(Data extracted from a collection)
-- -- --
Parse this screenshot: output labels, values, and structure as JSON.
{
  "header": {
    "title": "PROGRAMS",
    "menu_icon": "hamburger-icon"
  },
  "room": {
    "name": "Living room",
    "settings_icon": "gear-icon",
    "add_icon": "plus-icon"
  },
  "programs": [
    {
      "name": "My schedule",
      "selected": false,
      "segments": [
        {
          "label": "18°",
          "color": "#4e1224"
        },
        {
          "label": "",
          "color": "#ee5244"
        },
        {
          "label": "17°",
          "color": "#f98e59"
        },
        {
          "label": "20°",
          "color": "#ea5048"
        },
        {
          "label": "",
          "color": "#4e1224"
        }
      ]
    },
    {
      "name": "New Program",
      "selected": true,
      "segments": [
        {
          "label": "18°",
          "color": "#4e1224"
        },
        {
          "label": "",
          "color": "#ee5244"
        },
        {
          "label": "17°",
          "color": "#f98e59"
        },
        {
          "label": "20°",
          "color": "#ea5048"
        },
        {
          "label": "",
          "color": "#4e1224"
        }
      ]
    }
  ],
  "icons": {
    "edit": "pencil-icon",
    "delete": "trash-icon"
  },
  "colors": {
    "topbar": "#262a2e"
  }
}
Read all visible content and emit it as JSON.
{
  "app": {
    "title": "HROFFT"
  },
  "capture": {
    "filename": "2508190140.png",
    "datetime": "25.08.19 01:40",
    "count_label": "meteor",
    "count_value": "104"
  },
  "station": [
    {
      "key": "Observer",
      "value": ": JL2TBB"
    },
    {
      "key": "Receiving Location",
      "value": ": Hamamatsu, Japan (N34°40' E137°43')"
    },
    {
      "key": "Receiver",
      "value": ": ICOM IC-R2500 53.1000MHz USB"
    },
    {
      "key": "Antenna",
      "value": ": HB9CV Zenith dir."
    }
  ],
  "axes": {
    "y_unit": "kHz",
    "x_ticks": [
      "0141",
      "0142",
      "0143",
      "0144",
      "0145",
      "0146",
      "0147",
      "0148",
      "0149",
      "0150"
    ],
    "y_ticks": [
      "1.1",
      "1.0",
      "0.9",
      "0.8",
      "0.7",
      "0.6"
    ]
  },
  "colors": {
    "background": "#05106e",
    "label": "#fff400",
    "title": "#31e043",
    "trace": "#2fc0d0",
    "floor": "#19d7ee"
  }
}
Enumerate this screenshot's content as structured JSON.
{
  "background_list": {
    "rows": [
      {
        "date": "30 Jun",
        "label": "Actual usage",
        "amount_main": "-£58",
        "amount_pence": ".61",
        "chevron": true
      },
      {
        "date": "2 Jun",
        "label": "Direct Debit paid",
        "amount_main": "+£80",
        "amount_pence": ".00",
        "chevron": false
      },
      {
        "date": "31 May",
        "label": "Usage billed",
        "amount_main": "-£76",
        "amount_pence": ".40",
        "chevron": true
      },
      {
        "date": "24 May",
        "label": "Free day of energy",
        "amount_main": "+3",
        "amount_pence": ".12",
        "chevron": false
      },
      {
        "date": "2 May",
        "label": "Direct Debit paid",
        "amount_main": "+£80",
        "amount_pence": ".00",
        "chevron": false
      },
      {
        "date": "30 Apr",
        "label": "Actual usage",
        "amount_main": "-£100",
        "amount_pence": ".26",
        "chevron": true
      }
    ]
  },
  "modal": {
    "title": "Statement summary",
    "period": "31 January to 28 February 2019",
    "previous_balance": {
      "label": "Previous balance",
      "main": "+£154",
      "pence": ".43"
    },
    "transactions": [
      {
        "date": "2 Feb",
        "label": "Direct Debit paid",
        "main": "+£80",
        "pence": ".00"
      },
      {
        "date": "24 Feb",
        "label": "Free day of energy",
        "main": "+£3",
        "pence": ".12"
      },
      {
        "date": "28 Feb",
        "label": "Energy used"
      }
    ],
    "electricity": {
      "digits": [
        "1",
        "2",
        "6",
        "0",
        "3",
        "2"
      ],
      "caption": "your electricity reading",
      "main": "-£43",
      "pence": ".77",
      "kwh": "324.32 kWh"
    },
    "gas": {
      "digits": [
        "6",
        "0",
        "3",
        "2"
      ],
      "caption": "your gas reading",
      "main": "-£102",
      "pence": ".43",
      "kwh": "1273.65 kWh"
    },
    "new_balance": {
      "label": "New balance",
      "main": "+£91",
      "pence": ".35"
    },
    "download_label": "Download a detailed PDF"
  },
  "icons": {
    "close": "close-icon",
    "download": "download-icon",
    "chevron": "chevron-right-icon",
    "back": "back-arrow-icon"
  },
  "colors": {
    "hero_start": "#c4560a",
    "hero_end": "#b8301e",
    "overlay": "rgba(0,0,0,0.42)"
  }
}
-- -- --
▶ _Work to complete_: Exactly as written, please output every entry.

▶ _Response_:
Parse this screenshot: output labels, values, and structure as JSON.
{
  "header": {
    "title": "PROGRAMS",
    "menu_icon": "hamburger-icon"
  },
  "room": {
    "name": "Living room",
    "settings_icon": "gear-icon",
    "add_icon": "plus-icon"
  },
  "programs": [
    {
      "name": "My schedule",
      "selected": false,
      "segments": [
        {
          "label": "18°",
          "color": "#4e1224"
        },
        {
          "label": "",
          "color": "#ee5244"
        },
        {
          "label": "17°",
          "color": "#f98e59"
        },
        {
          "label": "20°",
          "color": "#ea5048"
        },
        {
          "label": "",
          "color": "#4e1224"
        }
      ]
    },
    {
      "name": "New Program",
      "selected": true,
      "segments": [
        {
          "label": "18°",
          "color": "#4e1224"
        },
        {
          "label": "",
          "color": "#ee5244"
        },
        {
          "label": "17°",
          "color": "#f98e59"
        },
        {
          "label": "20°",
          "color": "#ea5048"
        },
        {
          "label": "",
          "color": "#4e1224"
        }
      ]
    }
  ],
  "icons": {
    "edit": "pencil-icon",
    "delete": "trash-icon"
  },
  "colors": {
    "topbar": "#262a2e"
  }
}
Read all visible content and emit it as JSON.
{
  "app": {
    "title": "HROFFT"
  },
  "capture": {
    "filename": "2508190140.png",
    "datetime": "25.08.19 01:40",
    "count_label": "meteor",
    "count_value": "104"
  },
  "station": [
    {
      "key": "Observer",
      "value": ": JL2TBB"
    },
    {
      "key": "Receiving Location",
      "value": ": Hamamatsu, Japan (N34°40' E137°43')"
    },
    {
      "key": "Receiver",
      "value": ": ICOM IC-R2500 53.1000MHz USB"
    },
    {
      "key": "Antenna",
      "value": ": HB9CV Zenith dir."
    }
  ],
  "axes": {
    "y_unit": "kHz",
    "x_ticks": [
      "0141",
      "0142",
      "0143",
      "0144",
      "0145",
      "0146",
      "0147",
      "0148",
      "0149",
      "0150"
    ],
    "y_ticks": [
      "1.1",
      "1.0",
      "0.9",
      "0.8",
      "0.7",
      "0.6"
    ]
  },
  "colors": {
    "background": "#05106e",
    "label": "#fff400",
    "title": "#31e043",
    "trace": "#2fc0d0",
    "floor": "#19d7ee"
  }
}
Enumerate this screenshot's content as structured JSON.
{
  "background_list": {
    "rows": [
      {
        "date": "30 Jun",
        "label": "Actual usage",
        "amount_main": "-£58",
        "amount_pence": ".61",
        "chevron": true
      },
      {
        "date": "2 Jun",
        "label": "Direct Debit paid",
        "amount_main": "+£80",
        "amount_pence": ".00",
        "chevron": false
      },
      {
        "date": "31 May",
        "label": "Usage billed",
        "amount_main": "-£76",
        "amount_pence": ".40",
        "chevron": true
      },
      {
        "date": "24 May",
        "label": "Free day of energy",
        "amount_main": "+3",
        "amount_pence": ".12",
        "chevron": false
      },
      {
        "date": "2 May",
        "label": "Direct Debit paid",
        "amount_main": "+£80",
        "amount_pence": ".00",
        "chevron": false
      },
      {
        "date": "30 Apr",
        "label": "Actual usage",
        "amount_main": "-£100",
        "amount_pence": ".26",
        "chevron": true
      }
    ]
  },
  "modal": {
    "title": "Statement summary",
    "period": "31 January to 28 February 2019",
    "previous_balance": {
      "label": "Previous balance",
      "main": "+£154",
      "pence": ".43"
    },
    "transactions": [
      {
        "date": "2 Feb",
        "label": "Direct Debit paid",
        "main": "+£80",
        "pence": ".00"
      },
      {
        "date": "24 Feb",
        "label": "Free day of energy",
        "main": "+£3",
        "pence": ".12"
      },
      {
        "date": "28 Feb",
        "label": "Energy used"
      }
    ],
    "electricity": {
      "digits": [
        "1",
        "2",
        "6",
        "0",
        "3",
        "2"
      ],
      "caption": "your electricity reading",
      "main": "-£43",
      "pence": ".77",
      "kwh": "324.32 kWh"
    },
    "gas": {
      "digits": [
        "6",
        "0",
        "3",
        "2"
      ],
      "caption": "your gas reading",
      "main": "-£102",
      "pence": ".43",
      "kwh": "1273.65 kWh"
    },
    "new_balance": {
      "label": "New balance",
      "main": "+£91",
      "pence": ".35"
    },
    "download_label": "Download a detailed PDF"
  },
  "icons": {
    "close": "close-icon",
    "download": "download-icon",
    "chevron": "chevron-right-icon",
    "back": "back-arrow-icon"
  },
  "colors": {
    "hero_start": "#c4560a",
    "hero_end": "#b8301e",
    "overlay": "rgba(0,0,0,0.42)"
  }
}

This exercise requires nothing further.